* start *
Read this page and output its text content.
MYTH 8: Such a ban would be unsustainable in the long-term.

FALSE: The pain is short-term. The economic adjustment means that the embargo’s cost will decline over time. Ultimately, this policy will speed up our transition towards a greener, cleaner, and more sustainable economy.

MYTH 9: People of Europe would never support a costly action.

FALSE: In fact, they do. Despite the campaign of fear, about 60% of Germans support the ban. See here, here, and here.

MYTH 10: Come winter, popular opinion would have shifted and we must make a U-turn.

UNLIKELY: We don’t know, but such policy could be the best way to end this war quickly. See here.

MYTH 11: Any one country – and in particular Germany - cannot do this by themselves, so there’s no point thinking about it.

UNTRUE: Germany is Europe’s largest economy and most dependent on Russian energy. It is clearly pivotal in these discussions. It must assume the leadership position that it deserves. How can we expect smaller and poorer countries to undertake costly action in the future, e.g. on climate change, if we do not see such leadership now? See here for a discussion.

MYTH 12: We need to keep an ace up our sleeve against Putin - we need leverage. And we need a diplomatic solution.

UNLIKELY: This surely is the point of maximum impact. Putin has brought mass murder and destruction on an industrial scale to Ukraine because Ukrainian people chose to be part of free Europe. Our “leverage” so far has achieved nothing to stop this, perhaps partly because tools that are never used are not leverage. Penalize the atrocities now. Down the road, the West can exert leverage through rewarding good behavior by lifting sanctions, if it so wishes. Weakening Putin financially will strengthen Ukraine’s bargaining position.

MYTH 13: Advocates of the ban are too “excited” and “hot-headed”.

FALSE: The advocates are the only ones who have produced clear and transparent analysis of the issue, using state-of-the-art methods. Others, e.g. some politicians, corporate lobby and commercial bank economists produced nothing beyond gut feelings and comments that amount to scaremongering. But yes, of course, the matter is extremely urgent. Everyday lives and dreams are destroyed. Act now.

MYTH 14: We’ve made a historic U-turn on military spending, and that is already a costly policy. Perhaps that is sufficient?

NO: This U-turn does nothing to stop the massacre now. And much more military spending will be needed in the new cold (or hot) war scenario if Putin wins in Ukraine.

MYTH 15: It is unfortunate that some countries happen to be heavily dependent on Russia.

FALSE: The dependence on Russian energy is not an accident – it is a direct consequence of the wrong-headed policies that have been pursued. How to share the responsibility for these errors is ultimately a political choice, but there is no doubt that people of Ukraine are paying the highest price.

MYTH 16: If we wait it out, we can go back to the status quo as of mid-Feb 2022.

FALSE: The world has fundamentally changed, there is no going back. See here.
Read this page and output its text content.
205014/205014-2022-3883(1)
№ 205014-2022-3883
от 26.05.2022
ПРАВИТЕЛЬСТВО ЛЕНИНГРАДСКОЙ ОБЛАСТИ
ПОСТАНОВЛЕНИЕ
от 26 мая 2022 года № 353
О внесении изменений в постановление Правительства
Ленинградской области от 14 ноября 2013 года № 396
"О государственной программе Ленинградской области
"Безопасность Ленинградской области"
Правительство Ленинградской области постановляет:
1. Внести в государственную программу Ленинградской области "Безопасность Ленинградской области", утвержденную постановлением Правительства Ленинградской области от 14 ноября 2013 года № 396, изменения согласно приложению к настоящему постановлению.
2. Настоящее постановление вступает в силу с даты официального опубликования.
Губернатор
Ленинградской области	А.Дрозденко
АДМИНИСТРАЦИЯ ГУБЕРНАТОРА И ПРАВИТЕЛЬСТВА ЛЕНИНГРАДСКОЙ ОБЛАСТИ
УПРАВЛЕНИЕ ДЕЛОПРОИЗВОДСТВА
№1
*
* end *
▶ Exercise description
Find and copy each line above that includes the string "have".

▶ Result of this exercise
MYTH 10: Come winter, popular opinion would have shifted and we must make a U-turn.
FALSE: The advocates are the only ones who have produced clear and transparent analysis of the issue, using state-of-the-art methods. Others, e.g. some politicians, corporate lobby and commercial bank economists produced nothing beyond gut feelings and comments that amount to scaremongering. But yes, of course, the matter is extremely urgent. Everyday lives and dreams are destroyed. Act now.
FALSE: The dependence on Russian energy is not an accident – it is a direct consequence of the wrong-headed policies that have been pursued. How to share the responsibility for these errors is ultimately a political choice, but there is no doubt that people of Ukraine are paying the highest price.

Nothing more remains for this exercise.